- **Records shown**
***

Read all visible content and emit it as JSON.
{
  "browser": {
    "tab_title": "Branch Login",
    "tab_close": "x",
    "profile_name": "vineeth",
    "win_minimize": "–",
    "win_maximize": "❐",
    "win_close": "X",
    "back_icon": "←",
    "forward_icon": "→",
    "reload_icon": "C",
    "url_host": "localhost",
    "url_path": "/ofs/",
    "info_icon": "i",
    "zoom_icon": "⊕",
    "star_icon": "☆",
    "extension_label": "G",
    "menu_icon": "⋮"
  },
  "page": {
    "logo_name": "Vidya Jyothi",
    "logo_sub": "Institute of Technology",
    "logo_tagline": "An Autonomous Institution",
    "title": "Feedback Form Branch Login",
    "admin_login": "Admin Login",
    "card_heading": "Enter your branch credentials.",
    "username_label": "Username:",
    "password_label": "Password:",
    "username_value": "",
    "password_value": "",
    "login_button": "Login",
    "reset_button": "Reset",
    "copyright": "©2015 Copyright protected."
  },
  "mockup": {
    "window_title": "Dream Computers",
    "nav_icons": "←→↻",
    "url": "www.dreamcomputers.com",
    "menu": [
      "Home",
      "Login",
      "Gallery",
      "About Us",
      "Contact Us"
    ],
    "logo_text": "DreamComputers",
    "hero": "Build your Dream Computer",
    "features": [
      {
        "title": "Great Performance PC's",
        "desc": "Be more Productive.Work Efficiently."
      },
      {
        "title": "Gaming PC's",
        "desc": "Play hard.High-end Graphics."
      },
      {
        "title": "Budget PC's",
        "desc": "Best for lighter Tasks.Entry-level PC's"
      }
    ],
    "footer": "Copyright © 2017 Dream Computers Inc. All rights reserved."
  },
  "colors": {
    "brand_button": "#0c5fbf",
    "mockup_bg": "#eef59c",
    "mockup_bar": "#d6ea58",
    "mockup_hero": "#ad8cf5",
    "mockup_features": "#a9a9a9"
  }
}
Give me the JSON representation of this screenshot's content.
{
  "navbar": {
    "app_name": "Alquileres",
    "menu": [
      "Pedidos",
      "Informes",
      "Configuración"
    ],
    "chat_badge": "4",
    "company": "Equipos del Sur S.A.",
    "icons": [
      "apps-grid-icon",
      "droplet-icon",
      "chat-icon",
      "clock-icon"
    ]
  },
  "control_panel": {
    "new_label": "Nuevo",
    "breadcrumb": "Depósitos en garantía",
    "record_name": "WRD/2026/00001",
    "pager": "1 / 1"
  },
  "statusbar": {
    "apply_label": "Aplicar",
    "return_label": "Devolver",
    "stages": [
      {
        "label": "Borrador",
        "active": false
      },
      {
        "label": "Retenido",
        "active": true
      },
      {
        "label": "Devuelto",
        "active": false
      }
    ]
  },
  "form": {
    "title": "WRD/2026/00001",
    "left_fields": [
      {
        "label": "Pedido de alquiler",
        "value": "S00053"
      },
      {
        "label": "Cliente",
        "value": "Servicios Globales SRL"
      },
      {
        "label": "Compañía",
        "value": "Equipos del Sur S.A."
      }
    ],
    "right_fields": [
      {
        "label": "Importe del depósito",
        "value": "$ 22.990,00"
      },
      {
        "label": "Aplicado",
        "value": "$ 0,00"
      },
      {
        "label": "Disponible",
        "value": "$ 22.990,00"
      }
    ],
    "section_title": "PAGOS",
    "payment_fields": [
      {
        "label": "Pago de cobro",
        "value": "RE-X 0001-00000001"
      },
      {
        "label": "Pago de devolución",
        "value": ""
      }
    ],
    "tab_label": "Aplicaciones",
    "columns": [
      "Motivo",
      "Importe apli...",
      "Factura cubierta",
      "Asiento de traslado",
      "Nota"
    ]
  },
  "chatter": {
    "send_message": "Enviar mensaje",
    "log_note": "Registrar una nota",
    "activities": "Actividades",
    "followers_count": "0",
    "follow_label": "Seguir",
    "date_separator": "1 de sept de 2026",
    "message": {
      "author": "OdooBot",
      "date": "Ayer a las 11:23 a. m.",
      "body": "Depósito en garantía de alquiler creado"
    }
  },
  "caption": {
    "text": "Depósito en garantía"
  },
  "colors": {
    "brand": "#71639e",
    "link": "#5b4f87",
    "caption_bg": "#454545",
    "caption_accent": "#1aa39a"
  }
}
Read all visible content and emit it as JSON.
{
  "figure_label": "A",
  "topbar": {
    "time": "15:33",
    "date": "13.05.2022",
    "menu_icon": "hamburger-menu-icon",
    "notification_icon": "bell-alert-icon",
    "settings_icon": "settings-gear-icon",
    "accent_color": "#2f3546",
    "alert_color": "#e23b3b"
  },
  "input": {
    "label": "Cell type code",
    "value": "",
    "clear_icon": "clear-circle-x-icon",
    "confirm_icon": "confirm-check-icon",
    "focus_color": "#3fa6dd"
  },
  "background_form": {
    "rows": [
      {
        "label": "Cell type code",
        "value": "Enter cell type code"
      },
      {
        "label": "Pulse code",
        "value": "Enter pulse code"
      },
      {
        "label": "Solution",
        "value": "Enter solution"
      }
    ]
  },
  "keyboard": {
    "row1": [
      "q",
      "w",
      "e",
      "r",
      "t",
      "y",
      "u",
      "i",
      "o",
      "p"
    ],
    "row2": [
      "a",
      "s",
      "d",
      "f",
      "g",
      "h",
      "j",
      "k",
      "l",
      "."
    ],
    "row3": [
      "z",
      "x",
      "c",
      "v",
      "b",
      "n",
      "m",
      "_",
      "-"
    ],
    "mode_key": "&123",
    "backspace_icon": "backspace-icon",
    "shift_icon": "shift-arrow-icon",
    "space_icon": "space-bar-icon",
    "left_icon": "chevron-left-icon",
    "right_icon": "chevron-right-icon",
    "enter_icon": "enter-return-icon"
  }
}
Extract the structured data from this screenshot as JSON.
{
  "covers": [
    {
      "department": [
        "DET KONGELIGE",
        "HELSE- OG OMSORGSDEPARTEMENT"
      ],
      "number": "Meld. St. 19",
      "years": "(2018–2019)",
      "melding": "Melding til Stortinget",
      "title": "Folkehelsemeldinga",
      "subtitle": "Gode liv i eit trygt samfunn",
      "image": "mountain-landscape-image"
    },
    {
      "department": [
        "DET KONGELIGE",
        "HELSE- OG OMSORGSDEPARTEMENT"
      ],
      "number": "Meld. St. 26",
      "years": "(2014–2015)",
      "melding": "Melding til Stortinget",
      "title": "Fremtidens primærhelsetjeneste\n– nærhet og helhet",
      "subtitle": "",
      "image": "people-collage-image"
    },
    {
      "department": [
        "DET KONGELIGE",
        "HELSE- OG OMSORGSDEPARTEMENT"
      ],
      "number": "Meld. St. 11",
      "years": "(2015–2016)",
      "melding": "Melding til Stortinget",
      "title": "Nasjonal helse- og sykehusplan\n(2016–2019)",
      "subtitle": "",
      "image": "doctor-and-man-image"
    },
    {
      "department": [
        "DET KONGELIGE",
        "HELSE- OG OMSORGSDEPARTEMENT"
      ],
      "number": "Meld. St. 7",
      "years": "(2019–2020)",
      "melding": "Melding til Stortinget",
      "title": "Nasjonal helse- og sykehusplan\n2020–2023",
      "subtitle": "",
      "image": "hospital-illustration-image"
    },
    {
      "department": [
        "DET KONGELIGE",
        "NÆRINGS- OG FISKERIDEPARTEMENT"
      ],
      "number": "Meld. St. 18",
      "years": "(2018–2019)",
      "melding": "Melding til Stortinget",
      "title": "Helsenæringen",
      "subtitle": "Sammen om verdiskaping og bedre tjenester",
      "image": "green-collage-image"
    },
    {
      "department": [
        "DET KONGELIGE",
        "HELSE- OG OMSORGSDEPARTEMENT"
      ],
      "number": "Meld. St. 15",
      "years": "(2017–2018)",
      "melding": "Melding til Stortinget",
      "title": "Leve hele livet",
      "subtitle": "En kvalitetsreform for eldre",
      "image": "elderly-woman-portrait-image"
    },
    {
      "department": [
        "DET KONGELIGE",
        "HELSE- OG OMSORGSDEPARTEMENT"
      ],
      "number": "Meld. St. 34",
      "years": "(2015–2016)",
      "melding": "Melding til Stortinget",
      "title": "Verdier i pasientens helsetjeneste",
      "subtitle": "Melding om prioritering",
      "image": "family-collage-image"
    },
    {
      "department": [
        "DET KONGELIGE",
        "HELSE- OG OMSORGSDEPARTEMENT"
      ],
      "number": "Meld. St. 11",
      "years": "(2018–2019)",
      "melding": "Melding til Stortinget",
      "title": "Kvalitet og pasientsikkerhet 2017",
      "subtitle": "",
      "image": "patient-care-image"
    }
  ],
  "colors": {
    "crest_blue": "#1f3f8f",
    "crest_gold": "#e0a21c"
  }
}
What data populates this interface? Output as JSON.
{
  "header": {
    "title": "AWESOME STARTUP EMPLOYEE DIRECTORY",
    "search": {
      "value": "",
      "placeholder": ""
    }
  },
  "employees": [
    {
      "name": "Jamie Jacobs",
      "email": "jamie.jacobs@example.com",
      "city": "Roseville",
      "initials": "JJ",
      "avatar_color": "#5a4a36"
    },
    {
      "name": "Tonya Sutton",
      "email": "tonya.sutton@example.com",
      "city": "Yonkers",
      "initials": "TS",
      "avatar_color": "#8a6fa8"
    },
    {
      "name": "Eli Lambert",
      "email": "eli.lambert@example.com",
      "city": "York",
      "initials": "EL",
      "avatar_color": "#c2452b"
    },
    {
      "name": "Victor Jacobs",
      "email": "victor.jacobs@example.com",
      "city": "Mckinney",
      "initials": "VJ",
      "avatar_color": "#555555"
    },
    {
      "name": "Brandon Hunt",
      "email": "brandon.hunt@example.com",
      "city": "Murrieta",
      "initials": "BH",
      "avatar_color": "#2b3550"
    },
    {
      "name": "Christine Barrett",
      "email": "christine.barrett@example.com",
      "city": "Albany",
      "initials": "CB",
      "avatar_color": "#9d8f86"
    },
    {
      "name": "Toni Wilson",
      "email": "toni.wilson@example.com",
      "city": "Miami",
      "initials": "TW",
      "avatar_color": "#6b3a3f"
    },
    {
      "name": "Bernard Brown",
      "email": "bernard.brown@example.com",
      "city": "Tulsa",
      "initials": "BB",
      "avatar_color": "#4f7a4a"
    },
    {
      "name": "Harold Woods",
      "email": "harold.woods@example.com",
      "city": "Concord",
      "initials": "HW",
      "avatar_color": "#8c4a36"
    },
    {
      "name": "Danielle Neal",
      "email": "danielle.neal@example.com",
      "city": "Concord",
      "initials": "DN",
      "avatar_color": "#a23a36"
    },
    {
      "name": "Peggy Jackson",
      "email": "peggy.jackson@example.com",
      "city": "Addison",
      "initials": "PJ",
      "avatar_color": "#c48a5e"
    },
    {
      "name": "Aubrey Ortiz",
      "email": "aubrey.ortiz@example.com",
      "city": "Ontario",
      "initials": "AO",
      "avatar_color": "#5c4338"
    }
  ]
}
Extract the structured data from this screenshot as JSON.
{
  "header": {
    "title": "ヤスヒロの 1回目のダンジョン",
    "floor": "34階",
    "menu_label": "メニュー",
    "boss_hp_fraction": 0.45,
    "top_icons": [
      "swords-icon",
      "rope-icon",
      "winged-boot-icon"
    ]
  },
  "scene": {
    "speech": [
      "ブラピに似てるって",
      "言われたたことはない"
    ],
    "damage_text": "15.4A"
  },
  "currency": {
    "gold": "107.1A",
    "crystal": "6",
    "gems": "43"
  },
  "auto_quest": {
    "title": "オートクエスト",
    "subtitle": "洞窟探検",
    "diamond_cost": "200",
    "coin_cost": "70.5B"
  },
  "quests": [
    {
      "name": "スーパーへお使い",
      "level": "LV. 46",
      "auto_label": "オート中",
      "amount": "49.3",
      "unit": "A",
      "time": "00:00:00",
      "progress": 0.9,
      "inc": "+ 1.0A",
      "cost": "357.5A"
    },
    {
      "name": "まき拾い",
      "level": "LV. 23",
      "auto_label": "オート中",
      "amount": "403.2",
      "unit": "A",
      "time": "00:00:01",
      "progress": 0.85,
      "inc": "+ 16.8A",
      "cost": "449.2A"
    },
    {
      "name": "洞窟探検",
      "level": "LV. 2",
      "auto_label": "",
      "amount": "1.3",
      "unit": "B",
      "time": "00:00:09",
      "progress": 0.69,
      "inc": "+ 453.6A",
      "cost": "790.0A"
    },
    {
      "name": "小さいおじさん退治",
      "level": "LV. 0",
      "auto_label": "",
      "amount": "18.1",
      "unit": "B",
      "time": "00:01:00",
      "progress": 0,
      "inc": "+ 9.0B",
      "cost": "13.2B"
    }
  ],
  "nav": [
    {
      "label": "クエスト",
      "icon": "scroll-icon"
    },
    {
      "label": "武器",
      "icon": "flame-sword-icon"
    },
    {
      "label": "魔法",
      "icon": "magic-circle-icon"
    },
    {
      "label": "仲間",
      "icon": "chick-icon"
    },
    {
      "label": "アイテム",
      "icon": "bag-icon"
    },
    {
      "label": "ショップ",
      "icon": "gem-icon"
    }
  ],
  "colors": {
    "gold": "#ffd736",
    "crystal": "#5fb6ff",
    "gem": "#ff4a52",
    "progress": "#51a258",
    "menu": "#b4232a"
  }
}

***

- **Problem details**
Copy each line above where the string "time" occurs.

- **Reply**
    "time": "15:33",
      "time": "00:00:00",
      "time": "00:00:01",
      "time": "00:00:09",
      "time": "00:01:00",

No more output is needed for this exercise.